- Exercise brief:
Your task is to retype each line of the data below exactly.

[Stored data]
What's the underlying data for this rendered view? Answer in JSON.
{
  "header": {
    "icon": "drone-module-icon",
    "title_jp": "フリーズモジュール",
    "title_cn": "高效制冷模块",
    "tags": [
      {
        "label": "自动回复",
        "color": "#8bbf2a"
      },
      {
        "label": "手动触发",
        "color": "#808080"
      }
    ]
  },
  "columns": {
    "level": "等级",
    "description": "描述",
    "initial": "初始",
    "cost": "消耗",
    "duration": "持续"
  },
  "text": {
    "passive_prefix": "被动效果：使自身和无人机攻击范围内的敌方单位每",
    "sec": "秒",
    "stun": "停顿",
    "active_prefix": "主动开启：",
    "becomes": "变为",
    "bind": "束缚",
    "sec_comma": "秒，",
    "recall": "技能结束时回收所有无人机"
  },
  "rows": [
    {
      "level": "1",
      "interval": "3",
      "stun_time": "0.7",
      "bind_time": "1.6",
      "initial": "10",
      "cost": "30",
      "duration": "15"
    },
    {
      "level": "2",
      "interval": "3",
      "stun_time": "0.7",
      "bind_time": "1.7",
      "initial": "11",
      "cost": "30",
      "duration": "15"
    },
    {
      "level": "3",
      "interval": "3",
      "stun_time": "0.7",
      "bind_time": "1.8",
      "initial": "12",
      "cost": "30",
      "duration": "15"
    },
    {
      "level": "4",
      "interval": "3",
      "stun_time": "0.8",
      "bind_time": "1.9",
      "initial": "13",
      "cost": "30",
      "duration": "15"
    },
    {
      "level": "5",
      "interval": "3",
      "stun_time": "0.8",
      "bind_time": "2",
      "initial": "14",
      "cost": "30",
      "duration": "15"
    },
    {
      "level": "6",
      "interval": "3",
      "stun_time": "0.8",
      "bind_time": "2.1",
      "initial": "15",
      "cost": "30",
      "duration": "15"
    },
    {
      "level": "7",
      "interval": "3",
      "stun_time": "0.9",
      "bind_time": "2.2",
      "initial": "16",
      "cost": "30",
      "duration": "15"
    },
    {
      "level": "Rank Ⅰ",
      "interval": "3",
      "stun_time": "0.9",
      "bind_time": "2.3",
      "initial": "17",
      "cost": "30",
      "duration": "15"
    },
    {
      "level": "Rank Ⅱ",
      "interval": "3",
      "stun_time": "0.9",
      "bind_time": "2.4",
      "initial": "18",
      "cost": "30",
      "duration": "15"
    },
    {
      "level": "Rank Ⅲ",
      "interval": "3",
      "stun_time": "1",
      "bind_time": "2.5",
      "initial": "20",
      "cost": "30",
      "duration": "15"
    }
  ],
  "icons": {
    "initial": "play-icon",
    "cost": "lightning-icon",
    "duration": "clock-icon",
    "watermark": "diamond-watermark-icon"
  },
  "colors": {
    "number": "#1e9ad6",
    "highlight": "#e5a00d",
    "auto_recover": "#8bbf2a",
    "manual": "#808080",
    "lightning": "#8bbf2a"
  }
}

- Written response:
What's the underlying data for this rendered view? Answer in JSON.
{
  "header": {
    "icon": "drone-module-icon",
    "title_jp": "フリーズモジュール",
    "title_cn": "高效制冷模块",
    "tags": [
      {
        "label": "自动回复",
        "color": "#8bbf2a"
      },
      {
        "label": "手动触发",
        "color": "#808080"
      }
    ]
  },
  "columns": {
    "level": "等级",
    "description": "描述",
    "initial": "初始",
    "cost": "消耗",
    "duration": "持续"
  },
  "text": {
    "passive_prefix": "被动效果：使自身和无人机攻击范围内的敌方单位每",
    "sec": "秒",
    "stun": "停顿",
    "active_prefix": "主动开启：",
    "becomes": "变为",
    "bind": "束缚",
    "sec_comma": "秒，",
    "recall": "技能结束时回收所有无人机"
  },
  "rows": [
    {
      "level": "1",
      "interval": "3",
      "stun_time": "0.7",
      "bind_time": "1.6",
      "initial": "10",
      "cost": "30",
      "duration": "15"
    },
    {
      "level": "2",
      "interval": "3",
      "stun_time": "0.7",
      "bind_time": "1.7",
      "initial": "11",
      "cost": "30",
      "duration": "15"
    },
    {
      "level": "3",
      "interval": "3",
      "stun_time": "0.7",
      "bind_time": "1.8",
      "initial": "12",
      "cost": "30",
      "duration": "15"
    },
    {
      "level": "4",
      "interval": "3",
      "stun_time": "0.8",
      "bind_time": "1.9",
      "initial": "13",
      "cost": "30",
      "duration": "15"
    },
    {
      "level": "5",
      "interval": "3",
      "stun_time": "0.8",
      "bind_time": "2",
      "initial": "14",
      "cost": "30",
      "duration": "15"
    },
    {
      "level": "6",
      "interval": "3",
      "stun_time": "0.8",
      "bind_time": "2.1",
      "initial": "15",
      "cost": "30",
      "duration": "15"
    },
    {
      "level": "7",
      "interval": "3",
      "stun_time": "0.9",
      "bind_time": "2.2",
      "initial": "16",
      "cost": "30",
      "duration": "15"
    },
    {
      "level": "Rank Ⅰ",
      "interval": "3",
      "stun_time": "0.9",
      "bind_time": "2.3",
      "initial": "17",
      "cost": "30",
      "duration": "15"
    },
    {
      "level": "Rank Ⅱ",
      "interval": "3",
      "stun_time": "0.9",
      "bind_time": "2.4",
      "initial": "18",
      "cost": "30",
      "duration": "15"
    },
    {
      "level": "Rank Ⅲ",
      "interval": "3",
      "stun_time": "1",
      "bind_time": "2.5",
      "initial": "20",
      "cost": "30",
      "duration": "15"
    }
  ],
  "icons": {
    "initial": "play-icon",
    "cost": "lightning-icon",
    "duration": "clock-icon",
    "watermark": "diamond-watermark-icon"
  },
  "colors": {
    "number": "#1e9ad6",
    "highlight": "#e5a00d",
    "auto_recover": "#8bbf2a",
    "manual": "#808080",
    "lightning": "#8bbf2a"
  }
}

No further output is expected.